[Records excerpted from a collection]

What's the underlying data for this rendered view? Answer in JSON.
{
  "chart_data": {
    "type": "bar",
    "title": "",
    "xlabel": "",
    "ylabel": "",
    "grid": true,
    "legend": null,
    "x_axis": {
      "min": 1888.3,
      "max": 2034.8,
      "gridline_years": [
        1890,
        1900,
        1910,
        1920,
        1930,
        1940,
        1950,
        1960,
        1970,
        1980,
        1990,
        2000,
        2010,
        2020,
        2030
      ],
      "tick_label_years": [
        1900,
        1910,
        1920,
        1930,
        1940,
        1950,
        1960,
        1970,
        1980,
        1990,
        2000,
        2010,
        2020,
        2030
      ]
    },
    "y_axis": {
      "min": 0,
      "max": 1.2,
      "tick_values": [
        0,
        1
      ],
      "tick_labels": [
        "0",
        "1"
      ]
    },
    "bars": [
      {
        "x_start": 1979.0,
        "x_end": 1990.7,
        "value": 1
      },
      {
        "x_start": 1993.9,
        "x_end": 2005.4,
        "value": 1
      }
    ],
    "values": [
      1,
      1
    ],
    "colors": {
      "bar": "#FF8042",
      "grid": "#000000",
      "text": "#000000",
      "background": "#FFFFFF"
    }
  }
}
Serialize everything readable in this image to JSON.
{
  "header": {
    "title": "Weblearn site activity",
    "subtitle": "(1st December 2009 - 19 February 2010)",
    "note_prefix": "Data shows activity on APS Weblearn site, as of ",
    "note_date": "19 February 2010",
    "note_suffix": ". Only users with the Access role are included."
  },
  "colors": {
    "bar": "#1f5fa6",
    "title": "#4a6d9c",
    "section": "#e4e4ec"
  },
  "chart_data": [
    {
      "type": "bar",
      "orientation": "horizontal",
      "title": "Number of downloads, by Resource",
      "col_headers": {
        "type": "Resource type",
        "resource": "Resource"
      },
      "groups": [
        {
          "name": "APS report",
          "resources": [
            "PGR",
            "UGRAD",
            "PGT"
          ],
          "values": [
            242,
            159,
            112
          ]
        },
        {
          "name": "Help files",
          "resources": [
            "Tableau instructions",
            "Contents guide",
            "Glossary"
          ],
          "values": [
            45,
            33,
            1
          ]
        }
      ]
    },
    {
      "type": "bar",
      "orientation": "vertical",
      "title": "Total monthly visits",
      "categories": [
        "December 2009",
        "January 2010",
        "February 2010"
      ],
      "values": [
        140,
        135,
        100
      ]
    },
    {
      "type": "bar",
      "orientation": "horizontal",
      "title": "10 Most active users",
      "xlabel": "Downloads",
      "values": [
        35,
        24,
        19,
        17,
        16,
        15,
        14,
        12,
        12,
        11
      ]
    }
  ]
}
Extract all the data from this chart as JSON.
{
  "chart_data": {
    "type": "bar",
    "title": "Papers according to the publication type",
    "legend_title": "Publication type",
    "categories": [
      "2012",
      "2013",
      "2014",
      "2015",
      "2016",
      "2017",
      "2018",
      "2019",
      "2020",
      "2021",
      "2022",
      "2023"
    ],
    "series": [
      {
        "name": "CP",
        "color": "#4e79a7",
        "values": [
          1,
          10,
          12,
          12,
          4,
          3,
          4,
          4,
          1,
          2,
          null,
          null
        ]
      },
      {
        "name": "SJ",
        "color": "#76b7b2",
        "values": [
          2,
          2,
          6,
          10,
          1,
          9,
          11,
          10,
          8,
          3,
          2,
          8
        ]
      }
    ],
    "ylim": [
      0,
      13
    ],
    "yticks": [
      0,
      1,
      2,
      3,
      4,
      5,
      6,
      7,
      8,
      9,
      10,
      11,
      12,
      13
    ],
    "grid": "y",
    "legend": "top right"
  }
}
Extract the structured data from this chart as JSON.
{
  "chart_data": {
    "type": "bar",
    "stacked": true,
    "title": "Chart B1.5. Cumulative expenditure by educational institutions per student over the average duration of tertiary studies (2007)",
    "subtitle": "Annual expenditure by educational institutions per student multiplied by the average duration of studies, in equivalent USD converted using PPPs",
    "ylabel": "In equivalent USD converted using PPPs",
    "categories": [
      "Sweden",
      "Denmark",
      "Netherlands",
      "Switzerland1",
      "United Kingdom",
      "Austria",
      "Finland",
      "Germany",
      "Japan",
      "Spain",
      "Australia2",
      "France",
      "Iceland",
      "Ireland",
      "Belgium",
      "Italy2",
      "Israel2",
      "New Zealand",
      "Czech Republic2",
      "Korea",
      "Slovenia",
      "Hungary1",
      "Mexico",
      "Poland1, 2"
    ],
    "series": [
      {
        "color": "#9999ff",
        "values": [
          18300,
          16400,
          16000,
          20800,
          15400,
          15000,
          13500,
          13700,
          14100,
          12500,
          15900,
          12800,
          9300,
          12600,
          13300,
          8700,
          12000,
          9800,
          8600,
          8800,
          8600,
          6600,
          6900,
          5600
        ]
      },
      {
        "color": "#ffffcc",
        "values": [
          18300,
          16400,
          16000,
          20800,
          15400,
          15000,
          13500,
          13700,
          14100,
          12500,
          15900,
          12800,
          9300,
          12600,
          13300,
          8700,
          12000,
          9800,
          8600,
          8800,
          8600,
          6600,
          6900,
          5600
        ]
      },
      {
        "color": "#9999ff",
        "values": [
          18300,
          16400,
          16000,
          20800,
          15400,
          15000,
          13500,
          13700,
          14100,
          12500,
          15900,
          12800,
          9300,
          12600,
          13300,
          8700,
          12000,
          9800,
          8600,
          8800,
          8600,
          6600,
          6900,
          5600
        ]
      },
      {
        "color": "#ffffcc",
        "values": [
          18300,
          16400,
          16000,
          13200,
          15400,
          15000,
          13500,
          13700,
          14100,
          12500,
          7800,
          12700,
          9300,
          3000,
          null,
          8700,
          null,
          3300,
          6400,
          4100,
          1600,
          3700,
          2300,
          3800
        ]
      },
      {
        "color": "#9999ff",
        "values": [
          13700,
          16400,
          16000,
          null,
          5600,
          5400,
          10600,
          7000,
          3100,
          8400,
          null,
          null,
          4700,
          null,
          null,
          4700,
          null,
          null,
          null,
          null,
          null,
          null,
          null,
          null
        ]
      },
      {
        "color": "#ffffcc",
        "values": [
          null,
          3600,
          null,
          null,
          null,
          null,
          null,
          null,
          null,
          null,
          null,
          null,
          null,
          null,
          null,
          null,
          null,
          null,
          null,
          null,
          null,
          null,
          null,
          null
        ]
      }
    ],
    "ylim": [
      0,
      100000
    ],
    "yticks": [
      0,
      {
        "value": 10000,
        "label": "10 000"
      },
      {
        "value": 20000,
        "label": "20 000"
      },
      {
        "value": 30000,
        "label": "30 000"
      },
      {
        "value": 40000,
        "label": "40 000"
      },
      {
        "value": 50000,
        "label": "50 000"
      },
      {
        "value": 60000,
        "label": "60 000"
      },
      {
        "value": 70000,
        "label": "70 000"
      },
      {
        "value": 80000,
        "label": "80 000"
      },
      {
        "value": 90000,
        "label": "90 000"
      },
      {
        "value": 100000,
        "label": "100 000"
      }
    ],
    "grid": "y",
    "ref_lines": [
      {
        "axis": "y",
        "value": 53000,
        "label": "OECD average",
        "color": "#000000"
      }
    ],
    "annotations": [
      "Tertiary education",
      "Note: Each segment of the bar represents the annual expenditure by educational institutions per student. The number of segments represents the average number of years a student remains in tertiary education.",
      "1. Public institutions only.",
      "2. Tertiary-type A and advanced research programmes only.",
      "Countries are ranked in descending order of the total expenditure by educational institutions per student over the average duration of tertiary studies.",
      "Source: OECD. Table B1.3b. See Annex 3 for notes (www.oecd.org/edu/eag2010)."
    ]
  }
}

REQUIREMENT:
Pull every line containing the word "OECD" out of the material.

TASK SOLUTION:
        "label": "OECD average",
      "Source: OECD. Table B1.3b. See Annex 3 for notes (www.oecd.org/edu/eag2010)."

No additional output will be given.